What is needed: Check every line below for the word "marker" and copy each one that has it.
:: Records for processing ::
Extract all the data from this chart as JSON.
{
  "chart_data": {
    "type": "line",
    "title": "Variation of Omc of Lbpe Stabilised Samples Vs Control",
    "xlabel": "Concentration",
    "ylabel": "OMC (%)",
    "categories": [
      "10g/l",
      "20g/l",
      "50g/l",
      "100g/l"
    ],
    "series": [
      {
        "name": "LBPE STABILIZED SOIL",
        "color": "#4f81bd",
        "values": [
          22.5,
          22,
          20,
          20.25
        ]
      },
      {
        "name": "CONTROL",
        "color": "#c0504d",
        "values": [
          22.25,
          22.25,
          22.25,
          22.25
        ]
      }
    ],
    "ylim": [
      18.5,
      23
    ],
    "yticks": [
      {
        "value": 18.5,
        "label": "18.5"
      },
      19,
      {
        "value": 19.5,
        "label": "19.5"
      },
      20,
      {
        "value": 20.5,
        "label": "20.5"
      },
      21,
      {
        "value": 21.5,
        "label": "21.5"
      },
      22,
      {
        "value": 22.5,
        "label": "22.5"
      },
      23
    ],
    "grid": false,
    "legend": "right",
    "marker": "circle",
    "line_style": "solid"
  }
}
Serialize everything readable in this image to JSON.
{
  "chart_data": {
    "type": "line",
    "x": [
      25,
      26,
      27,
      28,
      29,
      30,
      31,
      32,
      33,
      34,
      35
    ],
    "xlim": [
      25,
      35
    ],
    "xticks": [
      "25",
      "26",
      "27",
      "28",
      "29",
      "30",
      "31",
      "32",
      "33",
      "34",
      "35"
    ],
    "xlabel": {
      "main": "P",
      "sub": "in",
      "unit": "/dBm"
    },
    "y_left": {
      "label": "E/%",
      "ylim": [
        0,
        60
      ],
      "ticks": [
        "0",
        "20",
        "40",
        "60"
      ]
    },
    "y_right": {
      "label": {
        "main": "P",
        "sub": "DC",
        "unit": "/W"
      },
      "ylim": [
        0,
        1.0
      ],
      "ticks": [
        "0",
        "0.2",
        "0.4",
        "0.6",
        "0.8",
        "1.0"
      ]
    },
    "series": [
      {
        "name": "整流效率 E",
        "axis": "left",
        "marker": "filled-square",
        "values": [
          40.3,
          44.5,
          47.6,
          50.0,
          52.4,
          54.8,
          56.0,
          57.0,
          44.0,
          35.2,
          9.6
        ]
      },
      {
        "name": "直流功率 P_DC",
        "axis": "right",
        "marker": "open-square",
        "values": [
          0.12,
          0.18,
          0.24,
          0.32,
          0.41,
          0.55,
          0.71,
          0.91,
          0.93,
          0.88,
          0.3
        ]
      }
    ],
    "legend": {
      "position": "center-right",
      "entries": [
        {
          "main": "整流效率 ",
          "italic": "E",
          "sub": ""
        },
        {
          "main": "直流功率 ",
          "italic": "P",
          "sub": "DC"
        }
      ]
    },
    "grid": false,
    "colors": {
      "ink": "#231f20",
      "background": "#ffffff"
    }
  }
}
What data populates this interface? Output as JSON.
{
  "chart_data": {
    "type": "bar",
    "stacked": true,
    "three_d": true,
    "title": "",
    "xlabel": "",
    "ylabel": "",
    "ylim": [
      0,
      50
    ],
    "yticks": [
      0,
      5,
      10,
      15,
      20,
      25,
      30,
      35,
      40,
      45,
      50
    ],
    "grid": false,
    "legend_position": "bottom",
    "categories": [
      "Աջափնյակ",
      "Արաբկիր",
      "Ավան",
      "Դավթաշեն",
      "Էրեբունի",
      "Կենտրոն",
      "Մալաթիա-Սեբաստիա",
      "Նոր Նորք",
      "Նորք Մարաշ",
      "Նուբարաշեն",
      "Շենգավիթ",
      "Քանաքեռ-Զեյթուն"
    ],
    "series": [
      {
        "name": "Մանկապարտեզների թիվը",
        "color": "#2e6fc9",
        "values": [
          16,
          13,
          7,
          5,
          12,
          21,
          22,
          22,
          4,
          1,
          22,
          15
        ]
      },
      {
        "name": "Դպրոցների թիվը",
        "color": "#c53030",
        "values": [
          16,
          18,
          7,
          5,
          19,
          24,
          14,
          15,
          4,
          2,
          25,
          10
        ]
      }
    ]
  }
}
:::
Solution to this problem:
    "marker": "circle",
        "marker": "filled-square",
        "marker": "open-square",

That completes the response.